**Directions for this task**.
Read the entries below and pull out each line with the string "style".

.....

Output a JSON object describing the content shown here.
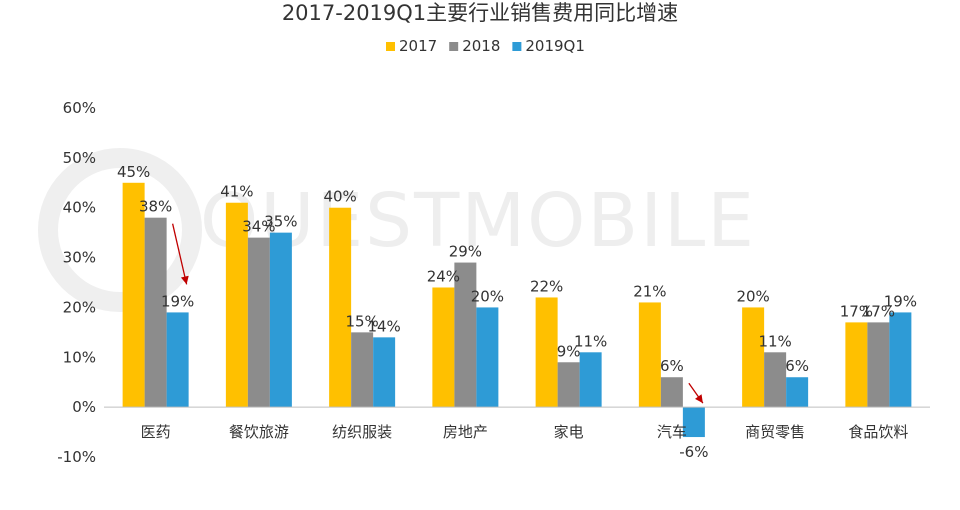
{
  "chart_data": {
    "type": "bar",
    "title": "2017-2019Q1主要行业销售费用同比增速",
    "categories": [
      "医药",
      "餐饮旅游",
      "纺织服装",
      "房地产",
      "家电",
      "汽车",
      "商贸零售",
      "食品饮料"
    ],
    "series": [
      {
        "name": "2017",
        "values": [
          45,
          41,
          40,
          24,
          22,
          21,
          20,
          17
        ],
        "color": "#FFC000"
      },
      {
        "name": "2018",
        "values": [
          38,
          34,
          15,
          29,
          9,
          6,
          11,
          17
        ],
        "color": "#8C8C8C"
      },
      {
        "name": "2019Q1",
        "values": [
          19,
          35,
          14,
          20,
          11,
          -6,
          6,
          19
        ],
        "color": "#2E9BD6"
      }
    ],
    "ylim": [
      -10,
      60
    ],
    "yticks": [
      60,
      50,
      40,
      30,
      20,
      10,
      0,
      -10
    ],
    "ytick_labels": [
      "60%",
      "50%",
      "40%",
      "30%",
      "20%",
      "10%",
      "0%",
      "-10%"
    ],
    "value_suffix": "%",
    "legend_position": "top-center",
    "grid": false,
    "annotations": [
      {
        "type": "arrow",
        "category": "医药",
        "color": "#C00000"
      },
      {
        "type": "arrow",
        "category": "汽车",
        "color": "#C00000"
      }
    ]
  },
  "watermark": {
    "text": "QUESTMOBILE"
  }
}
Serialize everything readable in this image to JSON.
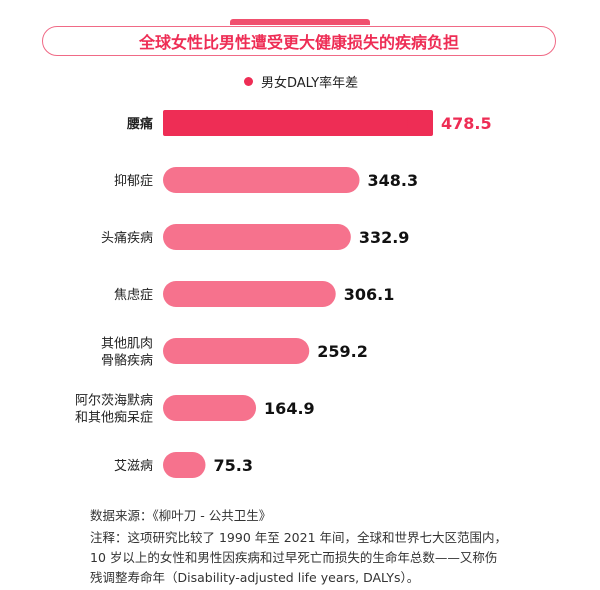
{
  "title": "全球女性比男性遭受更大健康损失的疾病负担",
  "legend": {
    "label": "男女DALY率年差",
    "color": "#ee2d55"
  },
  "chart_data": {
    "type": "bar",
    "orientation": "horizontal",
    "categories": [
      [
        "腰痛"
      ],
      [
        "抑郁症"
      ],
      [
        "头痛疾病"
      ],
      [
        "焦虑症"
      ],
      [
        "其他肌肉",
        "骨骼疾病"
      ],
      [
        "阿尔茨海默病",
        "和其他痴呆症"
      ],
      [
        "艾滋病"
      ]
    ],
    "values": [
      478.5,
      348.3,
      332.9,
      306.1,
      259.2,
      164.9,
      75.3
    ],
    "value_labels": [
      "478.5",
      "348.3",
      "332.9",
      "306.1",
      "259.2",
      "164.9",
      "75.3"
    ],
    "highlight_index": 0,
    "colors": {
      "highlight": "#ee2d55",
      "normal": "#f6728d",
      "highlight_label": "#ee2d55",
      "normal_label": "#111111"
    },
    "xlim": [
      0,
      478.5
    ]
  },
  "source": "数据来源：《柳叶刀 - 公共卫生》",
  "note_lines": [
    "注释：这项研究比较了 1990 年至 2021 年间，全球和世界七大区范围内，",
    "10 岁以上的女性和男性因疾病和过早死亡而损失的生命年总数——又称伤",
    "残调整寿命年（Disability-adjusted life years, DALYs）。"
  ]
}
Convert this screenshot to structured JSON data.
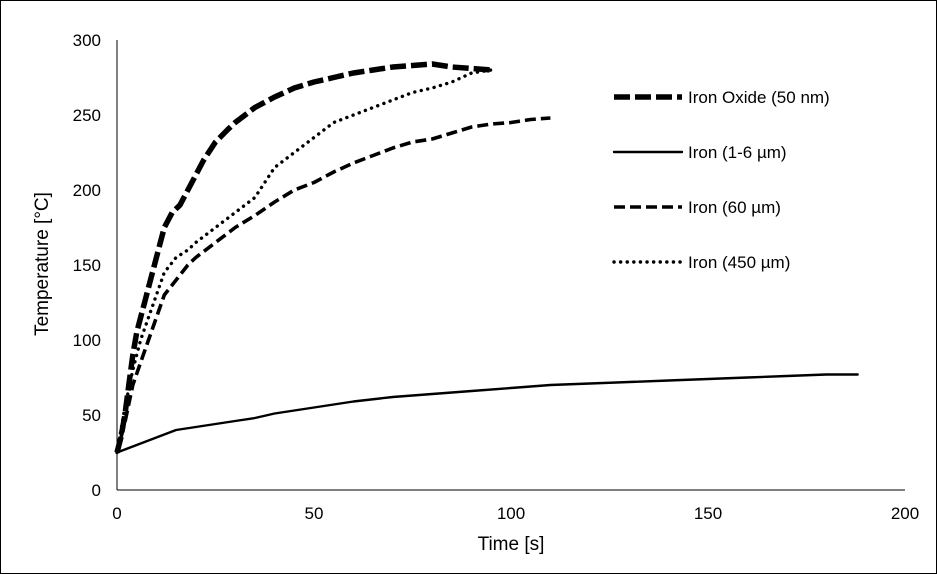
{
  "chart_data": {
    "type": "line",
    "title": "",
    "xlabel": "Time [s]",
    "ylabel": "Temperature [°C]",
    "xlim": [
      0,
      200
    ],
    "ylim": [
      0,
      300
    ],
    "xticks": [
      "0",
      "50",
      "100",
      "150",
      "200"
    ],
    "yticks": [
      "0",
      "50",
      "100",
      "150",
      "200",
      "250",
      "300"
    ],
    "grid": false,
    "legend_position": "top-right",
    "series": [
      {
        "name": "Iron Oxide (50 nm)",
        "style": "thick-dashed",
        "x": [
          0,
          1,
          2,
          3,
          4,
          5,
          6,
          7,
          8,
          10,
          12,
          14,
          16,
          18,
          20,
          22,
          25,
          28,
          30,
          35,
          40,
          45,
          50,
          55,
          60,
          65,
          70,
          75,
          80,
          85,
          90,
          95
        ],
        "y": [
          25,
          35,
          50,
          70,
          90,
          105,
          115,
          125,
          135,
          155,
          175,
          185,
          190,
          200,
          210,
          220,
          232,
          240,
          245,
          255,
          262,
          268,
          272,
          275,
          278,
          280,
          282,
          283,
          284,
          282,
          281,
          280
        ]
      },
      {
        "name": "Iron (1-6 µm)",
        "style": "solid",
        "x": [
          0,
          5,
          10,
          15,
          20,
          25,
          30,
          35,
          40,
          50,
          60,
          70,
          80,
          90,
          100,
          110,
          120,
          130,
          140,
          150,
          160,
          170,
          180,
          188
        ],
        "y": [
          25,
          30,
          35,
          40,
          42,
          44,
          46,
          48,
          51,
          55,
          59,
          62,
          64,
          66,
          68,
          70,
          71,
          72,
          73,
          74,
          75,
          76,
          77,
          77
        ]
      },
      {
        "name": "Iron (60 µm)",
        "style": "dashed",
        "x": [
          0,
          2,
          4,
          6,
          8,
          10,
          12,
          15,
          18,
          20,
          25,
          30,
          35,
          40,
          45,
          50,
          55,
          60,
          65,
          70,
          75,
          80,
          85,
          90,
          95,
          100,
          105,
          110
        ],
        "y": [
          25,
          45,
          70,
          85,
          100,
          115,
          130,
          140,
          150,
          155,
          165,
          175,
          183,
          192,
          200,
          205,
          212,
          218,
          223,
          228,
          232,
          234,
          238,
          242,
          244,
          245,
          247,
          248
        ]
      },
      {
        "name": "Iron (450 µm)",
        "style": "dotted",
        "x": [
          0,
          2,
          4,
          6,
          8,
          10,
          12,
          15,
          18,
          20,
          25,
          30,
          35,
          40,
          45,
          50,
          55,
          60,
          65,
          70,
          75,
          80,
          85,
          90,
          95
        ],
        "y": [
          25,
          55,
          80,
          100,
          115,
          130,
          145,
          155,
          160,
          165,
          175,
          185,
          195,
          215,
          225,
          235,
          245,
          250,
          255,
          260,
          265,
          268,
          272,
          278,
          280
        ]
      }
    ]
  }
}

.....

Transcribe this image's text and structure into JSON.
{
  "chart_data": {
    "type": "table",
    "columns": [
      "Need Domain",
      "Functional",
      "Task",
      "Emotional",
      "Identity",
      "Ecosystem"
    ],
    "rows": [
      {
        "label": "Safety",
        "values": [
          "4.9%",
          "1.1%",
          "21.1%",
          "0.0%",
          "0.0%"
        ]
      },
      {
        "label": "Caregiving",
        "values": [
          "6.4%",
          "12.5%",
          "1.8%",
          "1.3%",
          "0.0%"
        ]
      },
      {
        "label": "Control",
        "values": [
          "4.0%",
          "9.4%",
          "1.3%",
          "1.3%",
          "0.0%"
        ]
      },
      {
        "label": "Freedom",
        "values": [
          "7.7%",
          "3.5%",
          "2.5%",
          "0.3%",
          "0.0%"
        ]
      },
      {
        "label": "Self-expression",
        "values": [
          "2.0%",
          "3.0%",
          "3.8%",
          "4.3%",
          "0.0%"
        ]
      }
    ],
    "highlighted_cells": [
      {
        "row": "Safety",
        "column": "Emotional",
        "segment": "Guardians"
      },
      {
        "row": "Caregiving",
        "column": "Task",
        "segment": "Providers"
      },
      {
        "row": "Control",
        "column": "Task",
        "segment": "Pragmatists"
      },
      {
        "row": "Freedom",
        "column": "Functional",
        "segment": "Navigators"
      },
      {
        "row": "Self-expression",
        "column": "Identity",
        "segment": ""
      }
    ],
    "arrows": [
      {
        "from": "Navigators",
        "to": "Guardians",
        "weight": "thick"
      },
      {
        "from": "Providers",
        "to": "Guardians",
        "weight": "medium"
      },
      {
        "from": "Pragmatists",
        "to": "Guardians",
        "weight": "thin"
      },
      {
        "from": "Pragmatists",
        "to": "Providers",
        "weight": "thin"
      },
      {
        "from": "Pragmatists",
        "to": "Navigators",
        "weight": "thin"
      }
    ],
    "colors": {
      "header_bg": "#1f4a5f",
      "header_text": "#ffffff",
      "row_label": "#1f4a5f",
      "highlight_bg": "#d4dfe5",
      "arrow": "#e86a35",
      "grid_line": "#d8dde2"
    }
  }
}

.....

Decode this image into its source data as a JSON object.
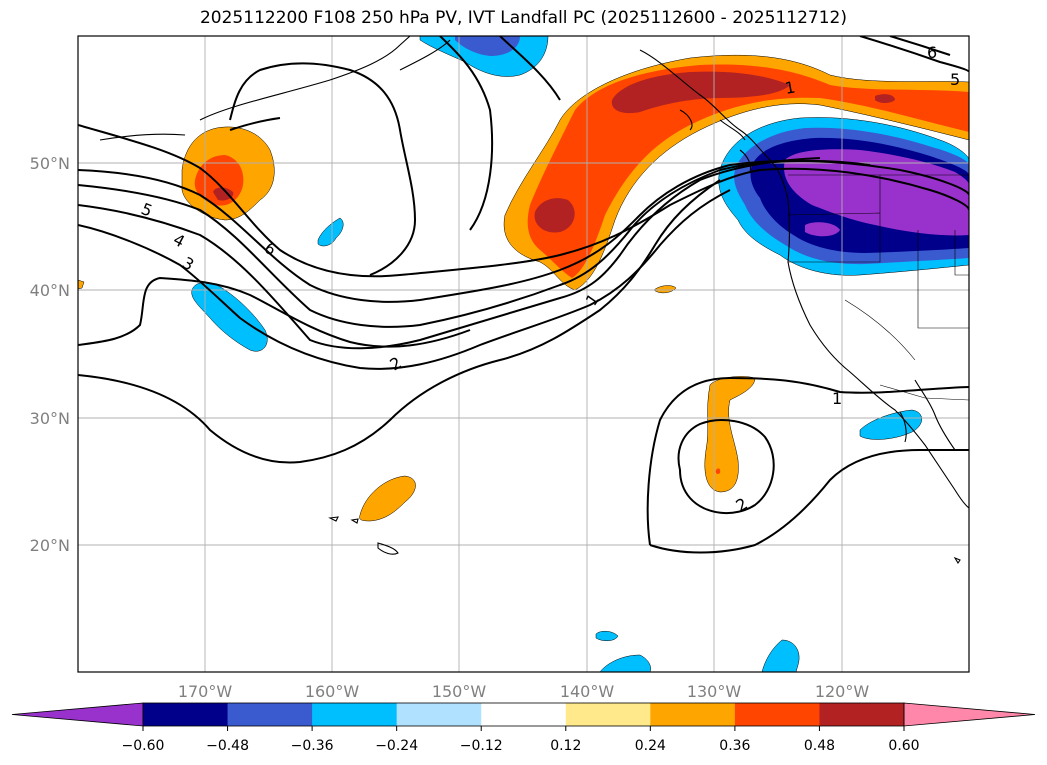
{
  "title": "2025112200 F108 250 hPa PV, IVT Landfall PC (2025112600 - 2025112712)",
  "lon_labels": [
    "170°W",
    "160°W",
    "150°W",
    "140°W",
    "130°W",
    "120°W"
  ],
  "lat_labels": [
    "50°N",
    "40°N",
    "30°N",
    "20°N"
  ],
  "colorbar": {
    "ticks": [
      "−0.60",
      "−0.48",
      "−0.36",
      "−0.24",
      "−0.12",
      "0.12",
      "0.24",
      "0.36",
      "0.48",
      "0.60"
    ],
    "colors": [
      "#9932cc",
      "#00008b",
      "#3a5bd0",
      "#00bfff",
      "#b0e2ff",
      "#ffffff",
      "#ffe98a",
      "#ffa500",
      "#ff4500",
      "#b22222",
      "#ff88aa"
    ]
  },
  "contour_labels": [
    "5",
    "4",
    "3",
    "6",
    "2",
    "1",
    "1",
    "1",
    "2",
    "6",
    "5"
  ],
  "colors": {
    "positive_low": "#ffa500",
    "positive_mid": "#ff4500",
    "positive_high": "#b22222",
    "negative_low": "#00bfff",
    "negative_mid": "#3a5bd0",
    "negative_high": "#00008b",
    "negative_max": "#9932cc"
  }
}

.....

**Task solution**.
        "style": "thick-dashed",
        "style": "solid",
        "style": "dashed",
        "style": "dotted",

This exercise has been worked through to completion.